Philly D.A. is a 2021 American documentary series revolving around progressive Philadelphia, Pennsylvania, district attorney Larry Krasner. It consists of 8-episodes and premiered on PBS through Independent Lens on April 20, 2021.

Synopsis
The eight episode docuseries series follows Larry Krasner, a progressive district attorney in Philadelphia, Pennsylvania, through his election and first term.

Episodes

Release
The series had its world premiere at the Sundance Film Festival on February 2, 2021, with the first two episodes of the series. It also screened at the Berlin International Film Festival on March 2, 2021. PBS began airing the series on April 20, 2021, on Independent Lens. Topic released the series on July 1, 2021.

Reception

Critical reception
On Rotten Tomatoes, the series is “certified fresh” and holds an approval rating of 90% based on 21 reviews

Kathryn VanArendok of Vulture said that "Philly D.A. is the second coming of The Wire, in docuseries form… It’s compelling… it’s gripping… engrossing, and heartbreaking… The show should be viewed as a model for an entire genre of documentary storytelling. I’m totally mesmerized by this series, I could not stop watching it."
◆ ◆ ◆ ◆
[Goal] For each statement, mark yes or no according to the Philly D.A. passage and quote the words that decide it: (a) The series had its world premiere at the Sundance Film Festival. (b) PBS began airing the series in July 2021. (c) The Rotten Tomatoes approval rating is based on 21 reviews. Rely on the Philly D.A. passage and nothing else.

[Raw records]
◆ ◆ ◆ ◆
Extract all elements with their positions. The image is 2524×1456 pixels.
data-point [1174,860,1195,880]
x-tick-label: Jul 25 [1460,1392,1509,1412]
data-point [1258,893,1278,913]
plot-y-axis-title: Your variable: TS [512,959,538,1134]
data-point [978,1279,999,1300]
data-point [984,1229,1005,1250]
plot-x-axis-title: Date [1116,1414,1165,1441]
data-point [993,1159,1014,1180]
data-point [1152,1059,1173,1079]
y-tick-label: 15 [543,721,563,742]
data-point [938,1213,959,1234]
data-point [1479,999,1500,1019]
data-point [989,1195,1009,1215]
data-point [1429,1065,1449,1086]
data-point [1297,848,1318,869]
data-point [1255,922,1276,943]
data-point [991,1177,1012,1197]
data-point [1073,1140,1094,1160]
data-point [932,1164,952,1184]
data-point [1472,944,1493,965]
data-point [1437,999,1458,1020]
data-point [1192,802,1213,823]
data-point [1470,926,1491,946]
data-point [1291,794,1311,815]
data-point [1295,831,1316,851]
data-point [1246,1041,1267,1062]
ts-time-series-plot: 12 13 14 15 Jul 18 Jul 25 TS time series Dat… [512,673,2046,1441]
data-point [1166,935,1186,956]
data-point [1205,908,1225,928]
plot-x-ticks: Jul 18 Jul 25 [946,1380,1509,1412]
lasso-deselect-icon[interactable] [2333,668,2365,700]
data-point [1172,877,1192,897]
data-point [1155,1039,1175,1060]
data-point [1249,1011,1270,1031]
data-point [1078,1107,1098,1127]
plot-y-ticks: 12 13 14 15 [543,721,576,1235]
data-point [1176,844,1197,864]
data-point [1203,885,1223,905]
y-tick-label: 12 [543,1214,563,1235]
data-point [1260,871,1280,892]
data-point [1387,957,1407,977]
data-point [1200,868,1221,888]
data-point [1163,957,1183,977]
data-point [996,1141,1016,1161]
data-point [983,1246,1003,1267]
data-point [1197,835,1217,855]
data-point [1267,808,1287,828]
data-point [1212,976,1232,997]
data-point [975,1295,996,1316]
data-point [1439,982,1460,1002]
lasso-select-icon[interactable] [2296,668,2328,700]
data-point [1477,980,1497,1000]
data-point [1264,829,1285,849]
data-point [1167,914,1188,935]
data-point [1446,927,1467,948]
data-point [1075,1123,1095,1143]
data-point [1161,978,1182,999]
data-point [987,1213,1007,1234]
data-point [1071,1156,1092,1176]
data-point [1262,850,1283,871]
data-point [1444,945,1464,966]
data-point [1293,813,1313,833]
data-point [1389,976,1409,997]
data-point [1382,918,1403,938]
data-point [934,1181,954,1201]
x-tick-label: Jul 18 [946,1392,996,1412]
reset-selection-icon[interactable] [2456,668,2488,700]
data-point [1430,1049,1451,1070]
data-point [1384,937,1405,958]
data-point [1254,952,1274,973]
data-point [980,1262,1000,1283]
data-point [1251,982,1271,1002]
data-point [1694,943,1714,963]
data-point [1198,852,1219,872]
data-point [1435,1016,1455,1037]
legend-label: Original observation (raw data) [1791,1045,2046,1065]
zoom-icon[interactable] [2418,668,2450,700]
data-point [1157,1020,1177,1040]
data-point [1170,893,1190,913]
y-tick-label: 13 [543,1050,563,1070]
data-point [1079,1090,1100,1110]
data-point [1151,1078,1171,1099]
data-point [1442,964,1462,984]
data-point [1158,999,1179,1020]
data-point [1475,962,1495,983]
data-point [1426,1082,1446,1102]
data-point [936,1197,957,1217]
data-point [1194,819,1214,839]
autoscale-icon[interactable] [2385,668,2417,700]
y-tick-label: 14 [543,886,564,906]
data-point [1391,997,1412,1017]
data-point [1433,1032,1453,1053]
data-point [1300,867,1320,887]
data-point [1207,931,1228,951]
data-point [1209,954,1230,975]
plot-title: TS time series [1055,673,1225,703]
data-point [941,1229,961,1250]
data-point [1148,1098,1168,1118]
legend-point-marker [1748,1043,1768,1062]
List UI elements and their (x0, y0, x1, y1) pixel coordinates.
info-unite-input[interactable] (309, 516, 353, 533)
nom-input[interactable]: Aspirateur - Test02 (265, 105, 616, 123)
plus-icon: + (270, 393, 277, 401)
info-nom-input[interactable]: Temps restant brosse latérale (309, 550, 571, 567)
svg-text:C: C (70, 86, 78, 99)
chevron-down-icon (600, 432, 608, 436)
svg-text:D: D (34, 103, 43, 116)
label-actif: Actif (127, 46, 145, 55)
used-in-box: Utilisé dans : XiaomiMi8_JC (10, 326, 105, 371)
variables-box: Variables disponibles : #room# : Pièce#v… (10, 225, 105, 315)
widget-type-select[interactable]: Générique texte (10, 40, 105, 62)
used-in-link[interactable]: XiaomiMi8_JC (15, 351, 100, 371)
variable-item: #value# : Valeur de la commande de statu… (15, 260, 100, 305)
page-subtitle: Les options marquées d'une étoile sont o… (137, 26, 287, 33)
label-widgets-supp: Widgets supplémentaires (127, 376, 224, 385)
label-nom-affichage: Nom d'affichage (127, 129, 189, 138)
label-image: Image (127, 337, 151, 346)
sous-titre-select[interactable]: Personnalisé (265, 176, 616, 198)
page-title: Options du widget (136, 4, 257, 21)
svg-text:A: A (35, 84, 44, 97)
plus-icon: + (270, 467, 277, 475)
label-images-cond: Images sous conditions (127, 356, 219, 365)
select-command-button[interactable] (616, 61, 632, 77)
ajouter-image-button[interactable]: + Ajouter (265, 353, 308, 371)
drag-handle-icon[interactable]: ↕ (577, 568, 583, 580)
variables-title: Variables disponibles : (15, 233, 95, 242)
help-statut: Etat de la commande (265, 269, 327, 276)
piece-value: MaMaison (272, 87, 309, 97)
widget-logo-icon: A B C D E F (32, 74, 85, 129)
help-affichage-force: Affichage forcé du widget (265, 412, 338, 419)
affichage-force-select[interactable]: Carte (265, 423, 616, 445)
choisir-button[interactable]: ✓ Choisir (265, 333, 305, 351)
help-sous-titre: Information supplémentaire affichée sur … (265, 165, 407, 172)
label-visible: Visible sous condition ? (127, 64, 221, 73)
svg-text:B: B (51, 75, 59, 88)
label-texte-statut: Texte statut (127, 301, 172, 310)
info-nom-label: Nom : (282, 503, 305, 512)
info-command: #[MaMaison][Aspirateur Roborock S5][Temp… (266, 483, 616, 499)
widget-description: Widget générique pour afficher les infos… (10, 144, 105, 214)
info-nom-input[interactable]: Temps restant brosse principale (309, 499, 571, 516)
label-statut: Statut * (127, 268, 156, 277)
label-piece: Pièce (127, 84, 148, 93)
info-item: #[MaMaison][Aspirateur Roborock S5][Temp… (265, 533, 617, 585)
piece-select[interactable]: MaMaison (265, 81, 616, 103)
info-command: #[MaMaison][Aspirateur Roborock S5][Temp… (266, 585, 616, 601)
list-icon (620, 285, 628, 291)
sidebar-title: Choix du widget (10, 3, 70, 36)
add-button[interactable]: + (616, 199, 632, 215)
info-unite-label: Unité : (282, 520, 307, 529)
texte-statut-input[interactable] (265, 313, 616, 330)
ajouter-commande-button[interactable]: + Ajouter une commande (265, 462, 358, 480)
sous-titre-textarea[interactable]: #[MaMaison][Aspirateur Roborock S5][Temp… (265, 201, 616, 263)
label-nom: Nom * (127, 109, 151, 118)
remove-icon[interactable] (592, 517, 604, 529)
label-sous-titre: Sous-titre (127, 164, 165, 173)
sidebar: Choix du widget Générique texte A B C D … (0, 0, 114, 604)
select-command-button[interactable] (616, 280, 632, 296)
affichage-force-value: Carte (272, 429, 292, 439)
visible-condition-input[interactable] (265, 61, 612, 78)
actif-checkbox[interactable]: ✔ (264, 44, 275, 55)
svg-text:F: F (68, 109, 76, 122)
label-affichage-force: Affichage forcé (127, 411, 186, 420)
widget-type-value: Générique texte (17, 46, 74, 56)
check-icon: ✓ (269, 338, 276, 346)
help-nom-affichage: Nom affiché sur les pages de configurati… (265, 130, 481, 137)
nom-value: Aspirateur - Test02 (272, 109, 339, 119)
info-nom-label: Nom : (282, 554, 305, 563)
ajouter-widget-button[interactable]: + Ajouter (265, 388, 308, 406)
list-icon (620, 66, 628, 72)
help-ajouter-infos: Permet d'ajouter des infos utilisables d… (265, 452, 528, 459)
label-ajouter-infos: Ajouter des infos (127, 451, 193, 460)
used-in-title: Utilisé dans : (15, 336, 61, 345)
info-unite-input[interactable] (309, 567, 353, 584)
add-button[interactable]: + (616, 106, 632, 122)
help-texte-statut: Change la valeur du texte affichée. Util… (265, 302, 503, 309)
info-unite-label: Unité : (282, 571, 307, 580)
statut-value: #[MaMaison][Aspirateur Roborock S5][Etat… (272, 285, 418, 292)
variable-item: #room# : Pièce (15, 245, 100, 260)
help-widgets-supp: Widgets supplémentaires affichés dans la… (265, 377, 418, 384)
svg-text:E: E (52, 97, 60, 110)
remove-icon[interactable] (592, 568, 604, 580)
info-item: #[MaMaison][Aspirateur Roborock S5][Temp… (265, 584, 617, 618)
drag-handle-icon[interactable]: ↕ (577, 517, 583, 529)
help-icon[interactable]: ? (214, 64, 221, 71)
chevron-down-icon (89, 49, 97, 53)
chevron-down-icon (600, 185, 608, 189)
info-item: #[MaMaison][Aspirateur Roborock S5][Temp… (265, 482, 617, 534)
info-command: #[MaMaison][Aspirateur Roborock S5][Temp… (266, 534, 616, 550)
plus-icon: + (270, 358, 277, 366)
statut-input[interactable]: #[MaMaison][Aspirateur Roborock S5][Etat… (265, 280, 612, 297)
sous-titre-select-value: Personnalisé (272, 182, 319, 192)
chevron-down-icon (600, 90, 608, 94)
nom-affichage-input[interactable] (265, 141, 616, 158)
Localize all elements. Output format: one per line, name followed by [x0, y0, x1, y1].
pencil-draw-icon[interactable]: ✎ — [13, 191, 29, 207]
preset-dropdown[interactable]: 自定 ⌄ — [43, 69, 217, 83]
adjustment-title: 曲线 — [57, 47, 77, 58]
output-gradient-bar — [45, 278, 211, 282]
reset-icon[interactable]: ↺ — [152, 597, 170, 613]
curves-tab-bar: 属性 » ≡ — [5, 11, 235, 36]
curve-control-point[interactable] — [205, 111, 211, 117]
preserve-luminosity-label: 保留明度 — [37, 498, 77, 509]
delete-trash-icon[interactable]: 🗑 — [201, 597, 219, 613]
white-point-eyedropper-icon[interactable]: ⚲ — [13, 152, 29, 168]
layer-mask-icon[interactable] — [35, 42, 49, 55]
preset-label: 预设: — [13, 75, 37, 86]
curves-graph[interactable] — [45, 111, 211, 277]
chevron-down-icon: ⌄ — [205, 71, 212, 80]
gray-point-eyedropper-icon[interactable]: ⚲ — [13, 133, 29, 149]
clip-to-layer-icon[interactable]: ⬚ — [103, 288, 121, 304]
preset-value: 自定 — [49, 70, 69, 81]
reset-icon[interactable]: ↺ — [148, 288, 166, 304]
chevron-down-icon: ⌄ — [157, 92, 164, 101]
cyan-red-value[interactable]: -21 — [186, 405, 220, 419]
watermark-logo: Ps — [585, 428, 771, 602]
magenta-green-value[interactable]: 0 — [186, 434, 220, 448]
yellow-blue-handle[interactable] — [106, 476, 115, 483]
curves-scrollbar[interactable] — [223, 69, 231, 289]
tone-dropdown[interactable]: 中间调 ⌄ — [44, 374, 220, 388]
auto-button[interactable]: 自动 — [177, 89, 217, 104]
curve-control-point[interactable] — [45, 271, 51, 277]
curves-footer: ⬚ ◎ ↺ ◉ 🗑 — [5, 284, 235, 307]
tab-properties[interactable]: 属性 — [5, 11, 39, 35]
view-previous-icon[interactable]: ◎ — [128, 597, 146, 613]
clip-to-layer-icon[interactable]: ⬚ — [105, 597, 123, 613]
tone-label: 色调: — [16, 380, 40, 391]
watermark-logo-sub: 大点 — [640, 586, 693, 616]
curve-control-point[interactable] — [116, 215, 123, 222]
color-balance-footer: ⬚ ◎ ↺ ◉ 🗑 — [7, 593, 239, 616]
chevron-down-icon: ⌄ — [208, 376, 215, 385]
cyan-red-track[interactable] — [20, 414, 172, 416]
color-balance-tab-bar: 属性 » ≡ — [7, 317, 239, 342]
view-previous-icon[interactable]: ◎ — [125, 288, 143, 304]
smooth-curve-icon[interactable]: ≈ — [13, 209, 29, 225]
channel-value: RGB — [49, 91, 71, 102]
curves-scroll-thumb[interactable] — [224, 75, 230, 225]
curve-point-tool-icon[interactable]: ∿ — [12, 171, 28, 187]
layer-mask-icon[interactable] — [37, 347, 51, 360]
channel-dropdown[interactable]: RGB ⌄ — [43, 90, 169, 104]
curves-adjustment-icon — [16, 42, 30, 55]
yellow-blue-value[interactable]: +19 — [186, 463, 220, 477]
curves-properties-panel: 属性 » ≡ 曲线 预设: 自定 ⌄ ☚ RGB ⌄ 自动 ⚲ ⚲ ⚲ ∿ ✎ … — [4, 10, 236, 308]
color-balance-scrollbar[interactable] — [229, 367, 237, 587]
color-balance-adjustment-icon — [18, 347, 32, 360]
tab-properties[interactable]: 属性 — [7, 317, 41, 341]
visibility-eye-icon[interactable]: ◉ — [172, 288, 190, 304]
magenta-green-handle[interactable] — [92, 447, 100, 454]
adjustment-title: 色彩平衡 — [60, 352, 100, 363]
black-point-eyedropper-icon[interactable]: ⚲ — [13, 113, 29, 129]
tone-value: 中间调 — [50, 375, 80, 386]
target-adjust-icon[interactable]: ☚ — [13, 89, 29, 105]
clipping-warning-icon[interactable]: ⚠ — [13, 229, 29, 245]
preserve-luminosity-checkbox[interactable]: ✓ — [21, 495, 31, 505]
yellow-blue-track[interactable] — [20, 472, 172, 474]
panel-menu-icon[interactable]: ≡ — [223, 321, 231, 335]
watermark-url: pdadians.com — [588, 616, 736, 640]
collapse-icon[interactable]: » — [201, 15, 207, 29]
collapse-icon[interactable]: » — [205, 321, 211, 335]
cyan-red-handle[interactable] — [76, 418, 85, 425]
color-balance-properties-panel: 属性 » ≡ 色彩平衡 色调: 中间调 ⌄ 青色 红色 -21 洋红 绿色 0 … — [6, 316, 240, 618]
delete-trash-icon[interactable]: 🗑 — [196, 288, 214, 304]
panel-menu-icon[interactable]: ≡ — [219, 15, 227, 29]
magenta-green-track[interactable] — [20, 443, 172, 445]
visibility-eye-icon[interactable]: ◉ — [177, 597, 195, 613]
◆ ◆ ◆ ◆
[Solution to this problem]
(a) Yes: "The series had its world premiere at the Sundance Film Festival on February 2, 2021"
(b) No: "PBS began airing the series on April 20, 2021"
(c) Yes: "holds an approval rating of 90% based on 21 reviews"